[BEGIN RECORDS TO PROCESS]
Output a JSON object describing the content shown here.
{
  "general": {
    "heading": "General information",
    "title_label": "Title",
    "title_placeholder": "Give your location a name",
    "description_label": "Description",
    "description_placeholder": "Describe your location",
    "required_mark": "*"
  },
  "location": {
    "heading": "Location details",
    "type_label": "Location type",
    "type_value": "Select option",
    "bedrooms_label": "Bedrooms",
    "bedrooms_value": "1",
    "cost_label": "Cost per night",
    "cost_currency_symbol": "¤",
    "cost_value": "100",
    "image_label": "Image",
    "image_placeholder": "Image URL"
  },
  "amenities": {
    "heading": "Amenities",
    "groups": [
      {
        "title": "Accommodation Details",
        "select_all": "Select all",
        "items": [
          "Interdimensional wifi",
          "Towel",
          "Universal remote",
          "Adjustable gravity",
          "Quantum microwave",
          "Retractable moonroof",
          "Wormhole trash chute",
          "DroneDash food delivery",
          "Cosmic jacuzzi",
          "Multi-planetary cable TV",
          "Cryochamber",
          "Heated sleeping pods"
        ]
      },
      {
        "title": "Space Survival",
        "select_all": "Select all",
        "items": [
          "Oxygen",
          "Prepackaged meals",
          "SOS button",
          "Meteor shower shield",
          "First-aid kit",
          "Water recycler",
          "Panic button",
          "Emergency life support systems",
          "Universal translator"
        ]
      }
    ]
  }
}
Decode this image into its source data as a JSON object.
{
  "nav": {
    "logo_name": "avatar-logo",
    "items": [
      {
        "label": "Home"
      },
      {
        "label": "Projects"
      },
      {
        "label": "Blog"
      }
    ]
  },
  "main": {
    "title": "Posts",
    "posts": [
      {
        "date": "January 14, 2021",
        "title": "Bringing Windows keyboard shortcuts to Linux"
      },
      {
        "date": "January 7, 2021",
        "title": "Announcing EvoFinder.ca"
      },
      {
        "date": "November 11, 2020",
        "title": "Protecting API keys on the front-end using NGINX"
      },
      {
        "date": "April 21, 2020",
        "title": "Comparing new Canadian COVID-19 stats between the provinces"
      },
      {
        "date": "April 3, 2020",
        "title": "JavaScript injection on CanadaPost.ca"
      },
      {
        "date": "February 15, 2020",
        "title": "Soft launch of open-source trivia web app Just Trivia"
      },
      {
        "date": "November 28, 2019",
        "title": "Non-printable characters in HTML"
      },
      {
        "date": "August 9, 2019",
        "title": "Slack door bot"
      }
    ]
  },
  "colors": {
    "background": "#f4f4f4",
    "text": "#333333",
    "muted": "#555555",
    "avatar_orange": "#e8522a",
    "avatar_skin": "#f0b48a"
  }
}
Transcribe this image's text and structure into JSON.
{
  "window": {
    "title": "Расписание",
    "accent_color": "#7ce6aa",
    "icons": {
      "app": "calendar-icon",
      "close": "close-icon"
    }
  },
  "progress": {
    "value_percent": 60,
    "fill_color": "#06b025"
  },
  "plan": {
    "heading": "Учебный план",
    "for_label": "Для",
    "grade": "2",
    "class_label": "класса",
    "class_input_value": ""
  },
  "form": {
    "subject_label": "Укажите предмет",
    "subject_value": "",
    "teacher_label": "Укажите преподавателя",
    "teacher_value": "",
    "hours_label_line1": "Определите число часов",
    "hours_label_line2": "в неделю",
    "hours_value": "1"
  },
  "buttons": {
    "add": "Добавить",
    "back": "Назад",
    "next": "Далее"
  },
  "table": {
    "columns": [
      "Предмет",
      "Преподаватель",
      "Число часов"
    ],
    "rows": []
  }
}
[END RECORDS TO PROCESS]
● **EXERCISE DESCRIPTION**
Word for word, write out the data.

● **TASK RESULT**
Output a JSON object describing the content shown here.
{
  "general": {
    "heading": "General information",
    "title_label": "Title",
    "title_placeholder": "Give your location a name",
    "description_label": "Description",
    "description_placeholder": "Describe your location",
    "required_mark": "*"
  },
  "location": {
    "heading": "Location details",
    "type_label": "Location type",
    "type_value": "Select option",
    "bedrooms_label": "Bedrooms",
    "bedrooms_value": "1",
    "cost_label": "Cost per night",
    "cost_currency_symbol": "¤",
    "cost_value": "100",
    "image_label": "Image",
    "image_placeholder": "Image URL"
  },
  "amenities": {
    "heading": "Amenities",
    "groups": [
      {
        "title": "Accommodation Details",
        "select_all": "Select all",
        "items": [
          "Interdimensional wifi",
          "Towel",
          "Universal remote",
          "Adjustable gravity",
          "Quantum microwave",
          "Retractable moonroof",
          "Wormhole trash chute",
          "DroneDash food delivery",
          "Cosmic jacuzzi",
          "Multi-planetary cable TV",
          "Cryochamber",
          "Heated sleeping pods"
        ]
      },
      {
        "title": "Space Survival",
        "select_all": "Select all",
        "items": [
          "Oxygen",
          "Prepackaged meals",
          "SOS button",
          "Meteor shower shield",
          "First-aid kit",
          "Water recycler",
          "Panic button",
          "Emergency life support systems",
          "Universal translator"
        ]
      }
    ]
  }
}
Decode this image into its source data as a JSON object.
{
  "nav": {
    "logo_name": "avatar-logo",
    "items": [
      {
        "label": "Home"
      },
      {
        "label": "Projects"
      },
      {
        "label": "Blog"
      }
    ]
  },
  "main": {
    "title": "Posts",
    "posts": [
      {
        "date": "January 14, 2021",
        "title": "Bringing Windows keyboard shortcuts to Linux"
      },
      {
        "date": "January 7, 2021",
        "title": "Announcing EvoFinder.ca"
      },
      {
        "date": "November 11, 2020",
        "title": "Protecting API keys on the front-end using NGINX"
      },
      {
        "date": "April 21, 2020",
        "title": "Comparing new Canadian COVID-19 stats between the provinces"
      },
      {
        "date": "April 3, 2020",
        "title": "JavaScript injection on CanadaPost.ca"
      },
      {
        "date": "February 15, 2020",
        "title": "Soft launch of open-source trivia web app Just Trivia"
      },
      {
        "date": "November 28, 2019",
        "title": "Non-printable characters in HTML"
      },
      {
        "date": "August 9, 2019",
        "title": "Slack door bot"
      }
    ]
  },
  "colors": {
    "background": "#f4f4f4",
    "text": "#333333",
    "muted": "#555555",
    "avatar_orange": "#e8522a",
    "avatar_skin": "#f0b48a"
  }
}
Transcribe this image's text and structure into JSON.
{
  "window": {
    "title": "Расписание",
    "accent_color": "#7ce6aa",
    "icons": {
      "app": "calendar-icon",
      "close": "close-icon"
    }
  },
  "progress": {
    "value_percent": 60,
    "fill_color": "#06b025"
  },
  "plan": {
    "heading": "Учебный план",
    "for_label": "Для",
    "grade": "2",
    "class_label": "класса",
    "class_input_value": ""
  },
  "form": {
    "subject_label": "Укажите предмет",
    "subject_value": "",
    "teacher_label": "Укажите преподавателя",
    "teacher_value": "",
    "hours_label_line1": "Определите число часов",
    "hours_label_line2": "в неделю",
    "hours_value": "1"
  },
  "buttons": {
    "add": "Добавить",
    "back": "Назад",
    "next": "Далее"
  },
  "table": {
    "columns": [
      "Предмет",
      "Преподаватель",
      "Число часов"
    ],
    "rows": []
  }
}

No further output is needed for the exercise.